**The task:** Every line of the records below should be restated exactly.

++++

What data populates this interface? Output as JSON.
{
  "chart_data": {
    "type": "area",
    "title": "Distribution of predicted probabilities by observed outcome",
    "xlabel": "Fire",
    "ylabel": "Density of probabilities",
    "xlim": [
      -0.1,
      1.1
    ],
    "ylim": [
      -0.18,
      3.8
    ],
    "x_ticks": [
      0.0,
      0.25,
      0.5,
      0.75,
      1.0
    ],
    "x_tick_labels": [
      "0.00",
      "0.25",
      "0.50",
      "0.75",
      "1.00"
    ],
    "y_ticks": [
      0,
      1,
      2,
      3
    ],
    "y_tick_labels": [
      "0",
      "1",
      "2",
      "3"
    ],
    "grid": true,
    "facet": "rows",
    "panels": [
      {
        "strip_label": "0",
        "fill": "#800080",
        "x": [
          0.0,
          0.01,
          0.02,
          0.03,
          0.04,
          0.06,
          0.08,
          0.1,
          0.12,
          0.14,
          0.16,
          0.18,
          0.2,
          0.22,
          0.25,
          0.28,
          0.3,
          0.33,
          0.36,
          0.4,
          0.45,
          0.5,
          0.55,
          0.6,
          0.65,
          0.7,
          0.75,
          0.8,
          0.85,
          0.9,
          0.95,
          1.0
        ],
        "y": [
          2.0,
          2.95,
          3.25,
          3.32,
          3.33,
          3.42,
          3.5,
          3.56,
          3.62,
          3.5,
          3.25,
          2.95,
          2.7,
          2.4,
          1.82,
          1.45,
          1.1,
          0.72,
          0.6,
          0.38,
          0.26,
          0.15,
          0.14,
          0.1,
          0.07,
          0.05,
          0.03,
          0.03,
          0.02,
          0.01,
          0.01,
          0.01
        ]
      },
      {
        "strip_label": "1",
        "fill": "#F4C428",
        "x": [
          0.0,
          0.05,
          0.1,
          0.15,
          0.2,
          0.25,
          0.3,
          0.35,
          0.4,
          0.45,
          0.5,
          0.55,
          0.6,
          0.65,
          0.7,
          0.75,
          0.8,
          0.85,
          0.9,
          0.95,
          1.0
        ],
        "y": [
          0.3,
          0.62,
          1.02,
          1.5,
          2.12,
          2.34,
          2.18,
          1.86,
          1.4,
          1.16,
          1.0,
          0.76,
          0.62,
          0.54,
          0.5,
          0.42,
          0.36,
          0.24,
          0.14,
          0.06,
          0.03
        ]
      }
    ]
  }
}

++++

**Output:**
What data populates this interface? Output as JSON.
{
  "chart_data": {
    "type": "area",
    "title": "Distribution of predicted probabilities by observed outcome",
    "xlabel": "Fire",
    "ylabel": "Density of probabilities",
    "xlim": [
      -0.1,
      1.1
    ],
    "ylim": [
      -0.18,
      3.8
    ],
    "x_ticks": [
      0.0,
      0.25,
      0.5,
      0.75,
      1.0
    ],
    "x_tick_labels": [
      "0.00",
      "0.25",
      "0.50",
      "0.75",
      "1.00"
    ],
    "y_ticks": [
      0,
      1,
      2,
      3
    ],
    "y_tick_labels": [
      "0",
      "1",
      "2",
      "3"
    ],
    "grid": true,
    "facet": "rows",
    "panels": [
      {
        "strip_label": "0",
        "fill": "#800080",
        "x": [
          0.0,
          0.01,
          0.02,
          0.03,
          0.04,
          0.06,
          0.08,
          0.1,
          0.12,
          0.14,
          0.16,
          0.18,
          0.2,
          0.22,
          0.25,
          0.28,
          0.3,
          0.33,
          0.36,
          0.4,
          0.45,
          0.5,
          0.55,
          0.6,
          0.65,
          0.7,
          0.75,
          0.8,
          0.85,
          0.9,
          0.95,
          1.0
        ],
        "y": [
          2.0,
          2.95,
          3.25,
          3.32,
          3.33,
          3.42,
          3.5,
          3.56,
          3.62,
          3.5,
          3.25,
          2.95,
          2.7,
          2.4,
          1.82,
          1.45,
          1.1,
          0.72,
          0.6,
          0.38,
          0.26,
          0.15,
          0.14,
          0.1,
          0.07,
          0.05,
          0.03,
          0.03,
          0.02,
          0.01,
          0.01,
          0.01
        ]
      },
      {
        "strip_label": "1",
        "fill": "#F4C428",
        "x": [
          0.0,
          0.05,
          0.1,
          0.15,
          0.2,
          0.25,
          0.3,
          0.35,
          0.4,
          0.45,
          0.5,
          0.55,
          0.6,
          0.65,
          0.7,
          0.75,
          0.8,
          0.85,
          0.9,
          0.95,
          1.0
        ],
        "y": [
          0.3,
          0.62,
          1.02,
          1.5,
          2.12,
          2.34,
          2.18,
          1.86,
          1.4,
          1.16,
          1.0,
          0.76,
          0.62,
          0.54,
          0.5,
          0.42,
          0.36,
          0.24,
          0.14,
          0.06,
          0.03
        ]
      }
    ]
  }
}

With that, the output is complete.